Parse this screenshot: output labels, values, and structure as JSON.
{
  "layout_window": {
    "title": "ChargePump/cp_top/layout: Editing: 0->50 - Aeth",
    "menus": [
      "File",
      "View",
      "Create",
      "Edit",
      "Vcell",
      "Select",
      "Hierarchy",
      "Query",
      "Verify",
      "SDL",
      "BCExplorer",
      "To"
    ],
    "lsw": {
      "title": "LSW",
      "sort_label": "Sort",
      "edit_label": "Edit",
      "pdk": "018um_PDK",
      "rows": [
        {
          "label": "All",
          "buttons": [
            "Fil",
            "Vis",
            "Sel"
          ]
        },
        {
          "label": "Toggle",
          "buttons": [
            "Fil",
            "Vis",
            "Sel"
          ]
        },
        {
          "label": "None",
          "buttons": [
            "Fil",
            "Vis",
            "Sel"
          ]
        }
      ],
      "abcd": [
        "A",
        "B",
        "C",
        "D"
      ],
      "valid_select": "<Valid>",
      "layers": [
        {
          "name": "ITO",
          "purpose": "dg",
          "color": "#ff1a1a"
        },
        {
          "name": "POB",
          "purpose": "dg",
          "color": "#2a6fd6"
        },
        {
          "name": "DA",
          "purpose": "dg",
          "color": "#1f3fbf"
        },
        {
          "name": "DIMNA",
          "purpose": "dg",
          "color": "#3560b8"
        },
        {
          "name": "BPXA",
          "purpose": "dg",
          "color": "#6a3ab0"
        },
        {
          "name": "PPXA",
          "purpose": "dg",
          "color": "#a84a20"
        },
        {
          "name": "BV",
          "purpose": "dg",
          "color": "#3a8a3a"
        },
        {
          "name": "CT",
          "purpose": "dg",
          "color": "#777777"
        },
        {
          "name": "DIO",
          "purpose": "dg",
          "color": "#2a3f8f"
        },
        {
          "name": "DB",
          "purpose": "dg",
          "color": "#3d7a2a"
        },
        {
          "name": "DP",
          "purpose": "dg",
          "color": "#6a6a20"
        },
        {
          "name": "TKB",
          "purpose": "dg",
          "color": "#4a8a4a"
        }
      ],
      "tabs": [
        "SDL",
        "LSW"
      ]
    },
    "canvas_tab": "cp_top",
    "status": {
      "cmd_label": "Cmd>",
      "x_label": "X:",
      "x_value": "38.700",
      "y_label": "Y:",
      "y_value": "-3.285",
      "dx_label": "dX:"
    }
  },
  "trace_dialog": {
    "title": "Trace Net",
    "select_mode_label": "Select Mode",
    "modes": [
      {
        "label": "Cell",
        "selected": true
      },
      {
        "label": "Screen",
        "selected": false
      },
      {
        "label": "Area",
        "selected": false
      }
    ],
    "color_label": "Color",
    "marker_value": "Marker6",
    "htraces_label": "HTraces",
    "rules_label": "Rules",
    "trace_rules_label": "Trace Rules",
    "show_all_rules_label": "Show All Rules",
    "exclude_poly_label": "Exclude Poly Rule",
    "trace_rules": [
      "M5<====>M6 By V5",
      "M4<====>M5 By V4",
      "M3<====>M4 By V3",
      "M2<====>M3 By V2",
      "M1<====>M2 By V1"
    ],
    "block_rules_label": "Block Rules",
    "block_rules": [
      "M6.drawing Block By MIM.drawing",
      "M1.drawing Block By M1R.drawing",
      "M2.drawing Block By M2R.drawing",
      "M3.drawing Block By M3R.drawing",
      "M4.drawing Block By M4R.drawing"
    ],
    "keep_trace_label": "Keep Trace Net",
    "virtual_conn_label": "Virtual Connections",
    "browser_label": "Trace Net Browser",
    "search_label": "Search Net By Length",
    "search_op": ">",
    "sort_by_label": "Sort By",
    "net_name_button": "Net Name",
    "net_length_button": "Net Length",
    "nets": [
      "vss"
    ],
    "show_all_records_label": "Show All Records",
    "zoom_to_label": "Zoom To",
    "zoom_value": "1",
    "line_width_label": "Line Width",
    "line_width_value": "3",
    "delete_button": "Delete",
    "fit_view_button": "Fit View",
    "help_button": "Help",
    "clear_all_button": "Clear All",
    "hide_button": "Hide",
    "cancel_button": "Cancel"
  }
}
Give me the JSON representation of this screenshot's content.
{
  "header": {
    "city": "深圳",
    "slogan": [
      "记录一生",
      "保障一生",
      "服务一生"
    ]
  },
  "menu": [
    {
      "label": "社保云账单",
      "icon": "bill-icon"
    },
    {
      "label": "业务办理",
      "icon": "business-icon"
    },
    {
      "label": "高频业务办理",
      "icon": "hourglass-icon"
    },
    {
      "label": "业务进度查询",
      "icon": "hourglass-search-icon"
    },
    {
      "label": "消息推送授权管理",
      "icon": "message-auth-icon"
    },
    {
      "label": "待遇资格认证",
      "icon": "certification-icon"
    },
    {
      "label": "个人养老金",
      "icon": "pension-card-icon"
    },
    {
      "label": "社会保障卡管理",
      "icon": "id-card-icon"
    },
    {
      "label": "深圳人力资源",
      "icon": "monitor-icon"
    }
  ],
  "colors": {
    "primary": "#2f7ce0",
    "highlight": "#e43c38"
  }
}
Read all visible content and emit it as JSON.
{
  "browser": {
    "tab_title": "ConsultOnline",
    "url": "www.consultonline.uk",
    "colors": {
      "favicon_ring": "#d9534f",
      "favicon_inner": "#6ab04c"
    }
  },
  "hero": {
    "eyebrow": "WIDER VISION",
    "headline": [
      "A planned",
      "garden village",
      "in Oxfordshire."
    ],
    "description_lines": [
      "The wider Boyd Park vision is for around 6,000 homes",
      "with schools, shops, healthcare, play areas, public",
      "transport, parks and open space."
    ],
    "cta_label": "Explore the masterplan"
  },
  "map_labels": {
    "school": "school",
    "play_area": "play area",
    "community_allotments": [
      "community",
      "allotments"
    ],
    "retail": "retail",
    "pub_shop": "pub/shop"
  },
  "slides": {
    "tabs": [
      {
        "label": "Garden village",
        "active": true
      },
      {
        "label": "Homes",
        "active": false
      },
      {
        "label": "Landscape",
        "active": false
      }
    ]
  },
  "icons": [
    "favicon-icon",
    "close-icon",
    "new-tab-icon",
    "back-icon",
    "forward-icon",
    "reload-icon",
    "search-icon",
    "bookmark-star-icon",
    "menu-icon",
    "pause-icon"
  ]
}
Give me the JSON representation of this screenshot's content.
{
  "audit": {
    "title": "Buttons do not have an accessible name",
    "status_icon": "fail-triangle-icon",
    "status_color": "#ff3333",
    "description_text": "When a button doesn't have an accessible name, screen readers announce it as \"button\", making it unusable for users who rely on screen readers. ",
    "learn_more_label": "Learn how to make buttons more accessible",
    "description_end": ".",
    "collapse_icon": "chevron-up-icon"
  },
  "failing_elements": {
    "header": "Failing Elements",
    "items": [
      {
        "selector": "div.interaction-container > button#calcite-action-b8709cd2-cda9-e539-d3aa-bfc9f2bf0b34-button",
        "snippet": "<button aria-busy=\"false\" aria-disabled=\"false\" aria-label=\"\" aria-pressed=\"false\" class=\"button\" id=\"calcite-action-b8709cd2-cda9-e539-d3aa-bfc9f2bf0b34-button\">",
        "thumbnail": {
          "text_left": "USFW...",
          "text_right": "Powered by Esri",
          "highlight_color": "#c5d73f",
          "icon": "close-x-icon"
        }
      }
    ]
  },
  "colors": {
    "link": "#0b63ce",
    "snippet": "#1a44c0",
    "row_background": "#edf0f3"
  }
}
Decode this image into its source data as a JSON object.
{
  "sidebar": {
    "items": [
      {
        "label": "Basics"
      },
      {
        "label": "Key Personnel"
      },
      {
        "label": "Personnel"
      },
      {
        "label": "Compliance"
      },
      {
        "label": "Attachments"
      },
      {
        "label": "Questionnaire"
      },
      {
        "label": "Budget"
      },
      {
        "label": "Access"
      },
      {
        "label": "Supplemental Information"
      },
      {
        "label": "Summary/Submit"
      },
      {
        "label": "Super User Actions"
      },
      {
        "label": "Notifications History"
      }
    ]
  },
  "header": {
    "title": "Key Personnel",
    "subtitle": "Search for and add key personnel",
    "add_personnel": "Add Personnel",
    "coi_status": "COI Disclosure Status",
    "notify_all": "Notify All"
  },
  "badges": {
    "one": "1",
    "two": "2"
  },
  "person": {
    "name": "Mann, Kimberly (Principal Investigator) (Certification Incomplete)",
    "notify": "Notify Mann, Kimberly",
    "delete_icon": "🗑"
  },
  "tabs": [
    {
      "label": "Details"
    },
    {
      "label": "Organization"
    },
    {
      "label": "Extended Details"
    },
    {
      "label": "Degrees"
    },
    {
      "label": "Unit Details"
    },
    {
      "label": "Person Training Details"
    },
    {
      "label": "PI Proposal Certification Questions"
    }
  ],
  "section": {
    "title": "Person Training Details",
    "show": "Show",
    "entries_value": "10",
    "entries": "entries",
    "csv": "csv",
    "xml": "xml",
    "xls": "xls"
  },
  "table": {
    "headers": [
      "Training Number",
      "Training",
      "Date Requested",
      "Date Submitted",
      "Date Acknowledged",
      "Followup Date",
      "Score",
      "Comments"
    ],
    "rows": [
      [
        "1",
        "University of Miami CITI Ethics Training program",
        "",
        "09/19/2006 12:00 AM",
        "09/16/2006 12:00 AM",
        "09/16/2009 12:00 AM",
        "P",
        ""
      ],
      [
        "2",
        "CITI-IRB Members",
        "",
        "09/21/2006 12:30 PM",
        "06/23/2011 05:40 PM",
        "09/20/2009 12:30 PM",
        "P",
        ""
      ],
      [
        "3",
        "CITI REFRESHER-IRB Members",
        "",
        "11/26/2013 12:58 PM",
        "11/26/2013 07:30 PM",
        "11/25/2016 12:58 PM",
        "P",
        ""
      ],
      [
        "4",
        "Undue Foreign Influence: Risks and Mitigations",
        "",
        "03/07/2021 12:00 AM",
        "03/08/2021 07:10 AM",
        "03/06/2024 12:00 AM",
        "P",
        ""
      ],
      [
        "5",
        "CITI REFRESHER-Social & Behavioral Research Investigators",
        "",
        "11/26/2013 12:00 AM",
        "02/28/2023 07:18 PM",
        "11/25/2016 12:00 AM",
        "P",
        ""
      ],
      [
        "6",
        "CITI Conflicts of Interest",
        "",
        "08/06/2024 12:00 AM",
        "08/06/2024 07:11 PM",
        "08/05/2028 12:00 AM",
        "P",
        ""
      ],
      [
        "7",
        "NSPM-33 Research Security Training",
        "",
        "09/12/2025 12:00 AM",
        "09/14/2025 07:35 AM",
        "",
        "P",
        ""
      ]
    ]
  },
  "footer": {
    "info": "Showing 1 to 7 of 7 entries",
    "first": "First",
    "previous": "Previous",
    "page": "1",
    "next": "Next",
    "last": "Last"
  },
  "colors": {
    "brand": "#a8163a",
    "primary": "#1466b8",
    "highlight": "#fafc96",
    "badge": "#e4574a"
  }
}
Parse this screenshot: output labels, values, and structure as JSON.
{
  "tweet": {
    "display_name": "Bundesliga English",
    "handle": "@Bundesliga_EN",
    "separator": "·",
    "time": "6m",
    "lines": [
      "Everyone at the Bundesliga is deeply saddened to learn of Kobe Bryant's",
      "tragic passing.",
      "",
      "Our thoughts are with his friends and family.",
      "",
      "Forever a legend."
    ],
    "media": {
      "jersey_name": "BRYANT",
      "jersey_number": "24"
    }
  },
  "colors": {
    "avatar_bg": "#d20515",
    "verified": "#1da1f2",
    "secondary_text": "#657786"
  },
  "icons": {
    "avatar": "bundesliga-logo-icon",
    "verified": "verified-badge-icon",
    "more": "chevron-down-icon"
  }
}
::::::::
* Aim: Read through the entries and copy each line in which "card" appears.

* The result:
      "icon": "pension-card-icon"
      "icon": "id-card-icon"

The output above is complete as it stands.